▶ [Goal]: Identify all lines below that hold "following" and collect them.

(Data records)
********
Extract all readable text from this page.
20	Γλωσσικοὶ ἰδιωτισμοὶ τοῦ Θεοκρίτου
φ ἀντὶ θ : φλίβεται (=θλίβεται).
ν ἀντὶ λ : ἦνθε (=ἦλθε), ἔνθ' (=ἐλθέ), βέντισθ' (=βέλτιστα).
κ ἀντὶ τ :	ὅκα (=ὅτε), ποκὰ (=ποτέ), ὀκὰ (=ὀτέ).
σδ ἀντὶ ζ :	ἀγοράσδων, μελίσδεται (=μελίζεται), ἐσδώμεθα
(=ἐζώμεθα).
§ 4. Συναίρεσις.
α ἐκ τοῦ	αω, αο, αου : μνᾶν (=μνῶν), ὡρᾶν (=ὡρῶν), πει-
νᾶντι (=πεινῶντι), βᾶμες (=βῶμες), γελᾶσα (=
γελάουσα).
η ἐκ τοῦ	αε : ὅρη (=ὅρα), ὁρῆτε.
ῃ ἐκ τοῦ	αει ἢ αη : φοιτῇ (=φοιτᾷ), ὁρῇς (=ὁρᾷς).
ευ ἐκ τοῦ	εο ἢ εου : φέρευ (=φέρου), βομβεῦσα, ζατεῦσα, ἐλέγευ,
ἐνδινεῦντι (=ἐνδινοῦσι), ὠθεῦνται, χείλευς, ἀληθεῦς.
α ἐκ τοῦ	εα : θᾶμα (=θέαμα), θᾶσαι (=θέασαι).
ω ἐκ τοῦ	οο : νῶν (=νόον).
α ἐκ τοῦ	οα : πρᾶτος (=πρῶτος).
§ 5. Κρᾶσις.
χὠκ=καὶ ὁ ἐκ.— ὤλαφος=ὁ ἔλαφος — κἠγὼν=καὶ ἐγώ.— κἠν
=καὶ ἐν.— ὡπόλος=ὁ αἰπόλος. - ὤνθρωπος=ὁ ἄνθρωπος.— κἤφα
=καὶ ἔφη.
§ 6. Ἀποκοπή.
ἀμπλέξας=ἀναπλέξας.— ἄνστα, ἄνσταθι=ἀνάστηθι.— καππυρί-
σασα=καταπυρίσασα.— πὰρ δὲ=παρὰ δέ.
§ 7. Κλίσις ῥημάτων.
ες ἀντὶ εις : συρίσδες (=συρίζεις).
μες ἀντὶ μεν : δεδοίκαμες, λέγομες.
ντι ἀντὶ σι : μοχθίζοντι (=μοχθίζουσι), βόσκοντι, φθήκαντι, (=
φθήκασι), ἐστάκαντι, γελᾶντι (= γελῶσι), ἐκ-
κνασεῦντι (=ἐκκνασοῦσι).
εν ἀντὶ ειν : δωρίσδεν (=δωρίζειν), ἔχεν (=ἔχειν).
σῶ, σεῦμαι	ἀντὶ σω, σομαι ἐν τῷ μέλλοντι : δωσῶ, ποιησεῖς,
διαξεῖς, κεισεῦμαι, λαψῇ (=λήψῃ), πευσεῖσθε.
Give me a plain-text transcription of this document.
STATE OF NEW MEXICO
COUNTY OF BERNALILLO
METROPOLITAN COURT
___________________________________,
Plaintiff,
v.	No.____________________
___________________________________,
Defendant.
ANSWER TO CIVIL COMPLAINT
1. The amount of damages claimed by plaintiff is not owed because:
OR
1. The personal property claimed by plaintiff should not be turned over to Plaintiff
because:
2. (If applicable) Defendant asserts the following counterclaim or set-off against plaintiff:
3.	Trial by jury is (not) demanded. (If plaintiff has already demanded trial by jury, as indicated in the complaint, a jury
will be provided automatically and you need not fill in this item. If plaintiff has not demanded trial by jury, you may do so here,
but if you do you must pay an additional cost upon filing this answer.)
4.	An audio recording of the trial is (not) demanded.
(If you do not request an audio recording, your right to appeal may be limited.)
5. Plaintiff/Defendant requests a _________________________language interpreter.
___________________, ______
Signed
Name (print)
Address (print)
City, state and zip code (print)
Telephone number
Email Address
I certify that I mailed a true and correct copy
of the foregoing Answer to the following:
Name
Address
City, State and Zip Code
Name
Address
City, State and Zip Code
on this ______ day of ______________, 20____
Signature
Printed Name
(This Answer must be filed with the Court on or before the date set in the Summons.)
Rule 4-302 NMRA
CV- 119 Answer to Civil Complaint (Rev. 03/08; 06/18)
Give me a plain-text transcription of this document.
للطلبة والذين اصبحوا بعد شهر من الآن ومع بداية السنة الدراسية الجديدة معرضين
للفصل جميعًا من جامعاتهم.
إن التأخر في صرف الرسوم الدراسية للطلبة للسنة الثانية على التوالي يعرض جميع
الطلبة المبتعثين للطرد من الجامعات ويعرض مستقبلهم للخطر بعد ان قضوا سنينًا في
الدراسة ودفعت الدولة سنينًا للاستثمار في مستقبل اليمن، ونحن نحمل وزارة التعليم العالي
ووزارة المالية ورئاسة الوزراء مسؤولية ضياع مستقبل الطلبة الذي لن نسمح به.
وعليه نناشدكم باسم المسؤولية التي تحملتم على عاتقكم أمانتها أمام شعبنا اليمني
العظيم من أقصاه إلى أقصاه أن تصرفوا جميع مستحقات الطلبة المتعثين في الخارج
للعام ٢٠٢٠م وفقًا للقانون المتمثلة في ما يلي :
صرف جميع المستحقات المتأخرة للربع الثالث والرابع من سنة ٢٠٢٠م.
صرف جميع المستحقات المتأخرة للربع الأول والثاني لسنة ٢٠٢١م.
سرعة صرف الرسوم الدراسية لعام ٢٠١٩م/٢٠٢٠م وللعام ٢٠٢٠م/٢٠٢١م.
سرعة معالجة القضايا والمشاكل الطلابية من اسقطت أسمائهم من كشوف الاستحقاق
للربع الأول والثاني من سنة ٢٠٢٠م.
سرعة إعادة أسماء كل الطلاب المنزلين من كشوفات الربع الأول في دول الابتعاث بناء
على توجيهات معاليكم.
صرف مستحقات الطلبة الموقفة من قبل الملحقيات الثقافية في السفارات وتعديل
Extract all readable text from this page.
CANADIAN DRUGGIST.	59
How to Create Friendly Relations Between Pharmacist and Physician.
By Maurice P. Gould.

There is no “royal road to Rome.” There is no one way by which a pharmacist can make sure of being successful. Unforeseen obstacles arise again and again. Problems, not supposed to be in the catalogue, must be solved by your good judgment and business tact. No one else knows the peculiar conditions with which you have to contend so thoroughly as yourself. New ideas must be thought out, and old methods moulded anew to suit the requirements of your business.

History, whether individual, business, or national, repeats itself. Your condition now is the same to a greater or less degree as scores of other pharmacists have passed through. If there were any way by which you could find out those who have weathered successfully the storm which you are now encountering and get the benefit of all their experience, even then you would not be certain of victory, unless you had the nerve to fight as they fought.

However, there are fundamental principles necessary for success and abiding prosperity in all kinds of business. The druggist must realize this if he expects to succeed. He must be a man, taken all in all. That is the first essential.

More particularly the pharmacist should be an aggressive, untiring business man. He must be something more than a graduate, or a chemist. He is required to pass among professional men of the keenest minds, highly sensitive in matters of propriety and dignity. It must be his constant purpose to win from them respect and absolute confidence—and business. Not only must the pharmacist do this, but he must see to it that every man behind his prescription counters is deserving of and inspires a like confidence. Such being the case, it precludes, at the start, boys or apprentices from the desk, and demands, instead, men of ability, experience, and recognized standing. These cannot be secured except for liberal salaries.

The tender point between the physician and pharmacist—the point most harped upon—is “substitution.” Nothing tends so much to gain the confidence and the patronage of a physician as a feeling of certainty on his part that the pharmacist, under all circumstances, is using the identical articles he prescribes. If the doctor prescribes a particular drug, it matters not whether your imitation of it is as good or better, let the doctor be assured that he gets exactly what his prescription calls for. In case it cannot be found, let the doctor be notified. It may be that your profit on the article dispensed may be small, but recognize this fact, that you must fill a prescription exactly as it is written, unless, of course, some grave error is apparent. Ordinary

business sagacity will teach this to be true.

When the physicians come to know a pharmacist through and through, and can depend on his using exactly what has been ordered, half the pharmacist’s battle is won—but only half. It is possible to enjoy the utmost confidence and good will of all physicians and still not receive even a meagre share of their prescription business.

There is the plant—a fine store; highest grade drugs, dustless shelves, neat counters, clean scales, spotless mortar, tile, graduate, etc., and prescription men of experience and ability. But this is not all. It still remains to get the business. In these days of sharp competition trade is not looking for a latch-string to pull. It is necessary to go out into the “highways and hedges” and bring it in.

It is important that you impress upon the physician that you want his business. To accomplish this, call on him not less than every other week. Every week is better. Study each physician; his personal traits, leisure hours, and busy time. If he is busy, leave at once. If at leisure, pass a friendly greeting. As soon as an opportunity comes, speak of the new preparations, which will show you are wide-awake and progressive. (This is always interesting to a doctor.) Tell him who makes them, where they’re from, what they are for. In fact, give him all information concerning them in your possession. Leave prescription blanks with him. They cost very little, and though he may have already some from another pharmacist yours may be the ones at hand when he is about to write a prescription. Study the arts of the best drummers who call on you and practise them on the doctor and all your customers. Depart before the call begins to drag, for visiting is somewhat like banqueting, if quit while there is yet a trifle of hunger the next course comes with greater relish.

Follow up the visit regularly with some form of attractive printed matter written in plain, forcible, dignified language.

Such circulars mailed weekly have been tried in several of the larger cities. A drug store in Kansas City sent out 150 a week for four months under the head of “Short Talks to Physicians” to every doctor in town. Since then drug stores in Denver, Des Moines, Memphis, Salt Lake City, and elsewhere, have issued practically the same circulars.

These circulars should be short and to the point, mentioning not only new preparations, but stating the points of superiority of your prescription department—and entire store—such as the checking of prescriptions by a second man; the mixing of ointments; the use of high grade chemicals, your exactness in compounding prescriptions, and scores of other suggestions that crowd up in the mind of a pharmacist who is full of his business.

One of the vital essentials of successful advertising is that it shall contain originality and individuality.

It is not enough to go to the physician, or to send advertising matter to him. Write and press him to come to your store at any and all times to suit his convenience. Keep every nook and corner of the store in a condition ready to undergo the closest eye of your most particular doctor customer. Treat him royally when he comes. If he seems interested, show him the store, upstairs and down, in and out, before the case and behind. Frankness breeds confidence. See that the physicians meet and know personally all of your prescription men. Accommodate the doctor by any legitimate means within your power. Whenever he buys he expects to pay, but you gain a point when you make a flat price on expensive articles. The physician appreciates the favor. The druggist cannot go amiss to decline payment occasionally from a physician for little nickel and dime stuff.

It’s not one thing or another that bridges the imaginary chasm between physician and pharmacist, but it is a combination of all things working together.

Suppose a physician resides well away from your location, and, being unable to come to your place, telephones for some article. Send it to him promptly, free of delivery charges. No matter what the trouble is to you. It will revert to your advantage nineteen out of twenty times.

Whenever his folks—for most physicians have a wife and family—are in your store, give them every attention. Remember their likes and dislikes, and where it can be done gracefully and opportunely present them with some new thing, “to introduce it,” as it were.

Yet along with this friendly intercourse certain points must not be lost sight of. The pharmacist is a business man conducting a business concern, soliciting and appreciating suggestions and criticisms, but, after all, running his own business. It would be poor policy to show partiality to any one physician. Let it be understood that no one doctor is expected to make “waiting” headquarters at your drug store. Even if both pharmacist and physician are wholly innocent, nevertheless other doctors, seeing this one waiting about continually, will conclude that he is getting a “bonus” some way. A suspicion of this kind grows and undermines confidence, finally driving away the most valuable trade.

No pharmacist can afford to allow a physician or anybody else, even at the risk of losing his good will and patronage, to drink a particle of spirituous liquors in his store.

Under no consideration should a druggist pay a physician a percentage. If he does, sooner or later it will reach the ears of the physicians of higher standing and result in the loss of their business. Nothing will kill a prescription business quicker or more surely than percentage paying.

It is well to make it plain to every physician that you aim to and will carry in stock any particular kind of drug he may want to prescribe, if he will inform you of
********
▶ [In response]:
2. (If applicable) Defendant asserts the following counterclaim or set-off against plaintiff:
of the foregoing Answer to the following:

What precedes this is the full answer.